### Material provided ###

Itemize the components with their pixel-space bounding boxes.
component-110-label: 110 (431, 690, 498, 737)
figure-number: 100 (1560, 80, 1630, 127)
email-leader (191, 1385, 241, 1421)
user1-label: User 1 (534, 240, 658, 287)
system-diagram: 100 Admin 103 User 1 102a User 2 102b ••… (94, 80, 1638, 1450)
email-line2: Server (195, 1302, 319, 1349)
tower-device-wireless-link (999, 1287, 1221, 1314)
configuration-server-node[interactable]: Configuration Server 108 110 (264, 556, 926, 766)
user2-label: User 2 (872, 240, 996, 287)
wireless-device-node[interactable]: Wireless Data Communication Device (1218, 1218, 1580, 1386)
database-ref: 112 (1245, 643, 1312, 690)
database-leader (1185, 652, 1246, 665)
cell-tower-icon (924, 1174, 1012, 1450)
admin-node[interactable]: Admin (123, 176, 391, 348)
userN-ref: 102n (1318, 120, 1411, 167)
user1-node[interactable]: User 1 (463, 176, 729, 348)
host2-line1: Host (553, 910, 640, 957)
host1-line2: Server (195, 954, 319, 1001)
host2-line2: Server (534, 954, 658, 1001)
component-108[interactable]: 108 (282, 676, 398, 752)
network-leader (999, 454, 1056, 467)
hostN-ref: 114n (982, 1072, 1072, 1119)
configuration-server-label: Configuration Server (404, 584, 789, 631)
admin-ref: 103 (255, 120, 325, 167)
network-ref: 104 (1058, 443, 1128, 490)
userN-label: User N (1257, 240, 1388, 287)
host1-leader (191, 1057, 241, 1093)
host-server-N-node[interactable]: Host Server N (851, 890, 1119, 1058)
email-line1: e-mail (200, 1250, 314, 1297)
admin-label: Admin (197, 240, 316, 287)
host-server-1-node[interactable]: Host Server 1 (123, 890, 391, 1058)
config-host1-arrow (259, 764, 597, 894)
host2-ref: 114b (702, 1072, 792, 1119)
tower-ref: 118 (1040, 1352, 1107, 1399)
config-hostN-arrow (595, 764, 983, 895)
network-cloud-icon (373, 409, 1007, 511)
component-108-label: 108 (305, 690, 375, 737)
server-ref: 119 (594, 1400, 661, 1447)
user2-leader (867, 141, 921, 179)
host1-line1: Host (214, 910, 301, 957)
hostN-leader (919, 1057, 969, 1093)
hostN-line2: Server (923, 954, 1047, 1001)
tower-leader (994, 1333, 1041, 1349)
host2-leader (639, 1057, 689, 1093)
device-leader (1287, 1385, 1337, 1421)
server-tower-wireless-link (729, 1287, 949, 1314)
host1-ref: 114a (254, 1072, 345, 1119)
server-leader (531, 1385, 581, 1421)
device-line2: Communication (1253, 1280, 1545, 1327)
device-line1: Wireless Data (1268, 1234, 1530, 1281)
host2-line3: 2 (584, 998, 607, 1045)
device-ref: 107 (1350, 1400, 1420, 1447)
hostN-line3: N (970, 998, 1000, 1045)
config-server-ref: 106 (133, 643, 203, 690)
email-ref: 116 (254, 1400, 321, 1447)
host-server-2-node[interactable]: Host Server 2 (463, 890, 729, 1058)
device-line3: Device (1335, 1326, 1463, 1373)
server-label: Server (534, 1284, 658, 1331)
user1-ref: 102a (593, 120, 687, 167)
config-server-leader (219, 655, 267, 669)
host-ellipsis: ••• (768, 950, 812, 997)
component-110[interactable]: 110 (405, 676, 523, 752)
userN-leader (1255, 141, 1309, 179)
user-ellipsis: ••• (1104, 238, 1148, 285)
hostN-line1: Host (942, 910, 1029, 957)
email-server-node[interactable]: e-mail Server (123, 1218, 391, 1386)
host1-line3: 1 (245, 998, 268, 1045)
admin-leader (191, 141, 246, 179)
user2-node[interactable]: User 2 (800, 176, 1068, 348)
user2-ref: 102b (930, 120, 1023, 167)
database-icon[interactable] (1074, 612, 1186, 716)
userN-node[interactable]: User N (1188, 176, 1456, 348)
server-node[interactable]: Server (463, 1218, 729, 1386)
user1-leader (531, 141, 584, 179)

###

**Task to complete**
Copy every line of the data above without any changes.

**Correct answer**
Itemize the components with their pixel-space bounding boxes.
component-110-label: 110 (431, 690, 498, 737)
figure-number: 100 (1560, 80, 1630, 127)
email-leader (191, 1385, 241, 1421)
user1-label: User 1 (534, 240, 658, 287)
system-diagram: 100 Admin 103 User 1 102a User 2 102b ••… (94, 80, 1638, 1450)
email-line2: Server (195, 1302, 319, 1349)
tower-device-wireless-link (999, 1287, 1221, 1314)
configuration-server-node[interactable]: Configuration Server 108 110 (264, 556, 926, 766)
user2-label: User 2 (872, 240, 996, 287)
wireless-device-node[interactable]: Wireless Data Communication Device (1218, 1218, 1580, 1386)
database-ref: 112 (1245, 643, 1312, 690)
database-leader (1185, 652, 1246, 665)
cell-tower-icon (924, 1174, 1012, 1450)
admin-node[interactable]: Admin (123, 176, 391, 348)
userN-ref: 102n (1318, 120, 1411, 167)
user1-node[interactable]: User 1 (463, 176, 729, 348)
host2-line1: Host (553, 910, 640, 957)
host1-line2: Server (195, 954, 319, 1001)
host2-line2: Server (534, 954, 658, 1001)
component-108[interactable]: 108 (282, 676, 398, 752)
network-leader (999, 454, 1056, 467)
hostN-ref: 114n (982, 1072, 1072, 1119)
configuration-server-label: Configuration Server (404, 584, 789, 631)
admin-ref: 103 (255, 120, 325, 167)
network-ref: 104 (1058, 443, 1128, 490)
userN-label: User N (1257, 240, 1388, 287)
host1-leader (191, 1057, 241, 1093)
host-server-N-node[interactable]: Host Server N (851, 890, 1119, 1058)
email-line1: e-mail (200, 1250, 314, 1297)
admin-label: Admin (197, 240, 316, 287)
host-server-1-node[interactable]: Host Server 1 (123, 890, 391, 1058)
config-host1-arrow (259, 764, 597, 894)
host2-ref: 114b (702, 1072, 792, 1119)
tower-ref: 118 (1040, 1352, 1107, 1399)
config-hostN-arrow (595, 764, 983, 895)
network-cloud-icon (373, 409, 1007, 511)
component-108-label: 108 (305, 690, 375, 737)
server-ref: 119 (594, 1400, 661, 1447)
user2-leader (867, 141, 921, 179)
host1-line1: Host (214, 910, 301, 957)
hostN-leader (919, 1057, 969, 1093)
hostN-line2: Server (923, 954, 1047, 1001)
tower-leader (994, 1333, 1041, 1349)
host2-leader (639, 1057, 689, 1093)
device-leader (1287, 1385, 1337, 1421)
server-tower-wireless-link (729, 1287, 949, 1314)
host1-ref: 114a (254, 1072, 345, 1119)
server-leader (531, 1385, 581, 1421)
device-line2: Communication (1253, 1280, 1545, 1327)
device-line1: Wireless Data (1268, 1234, 1530, 1281)
host2-line3: 2 (584, 998, 607, 1045)
device-ref: 107 (1350, 1400, 1420, 1447)
hostN-line3: N (970, 998, 1000, 1045)
config-server-ref: 106 (133, 643, 203, 690)
email-ref: 116 (254, 1400, 321, 1447)
host-server-2-node[interactable]: Host Server 2 (463, 890, 729, 1058)
device-line3: Device (1335, 1326, 1463, 1373)
server-label: Server (534, 1284, 658, 1331)
user1-ref: 102a (593, 120, 687, 167)
config-server-leader (219, 655, 267, 669)
host-ellipsis: ••• (768, 950, 812, 997)
component-110[interactable]: 110 (405, 676, 523, 752)
userN-leader (1255, 141, 1309, 179)
user-ellipsis: ••• (1104, 238, 1148, 285)
hostN-line1: Host (942, 910, 1029, 957)
email-server-node[interactable]: e-mail Server (123, 1218, 391, 1386)
host1-line3: 1 (245, 998, 268, 1045)
admin-leader (191, 141, 246, 179)
user2-node[interactable]: User 2 (800, 176, 1068, 348)
user2-ref: 102b (930, 120, 1023, 167)
database-icon[interactable] (1074, 612, 1186, 716)
userN-node[interactable]: User N (1188, 176, 1456, 348)
server-node[interactable]: Server (463, 1218, 729, 1386)
user1-leader (531, 141, 584, 179)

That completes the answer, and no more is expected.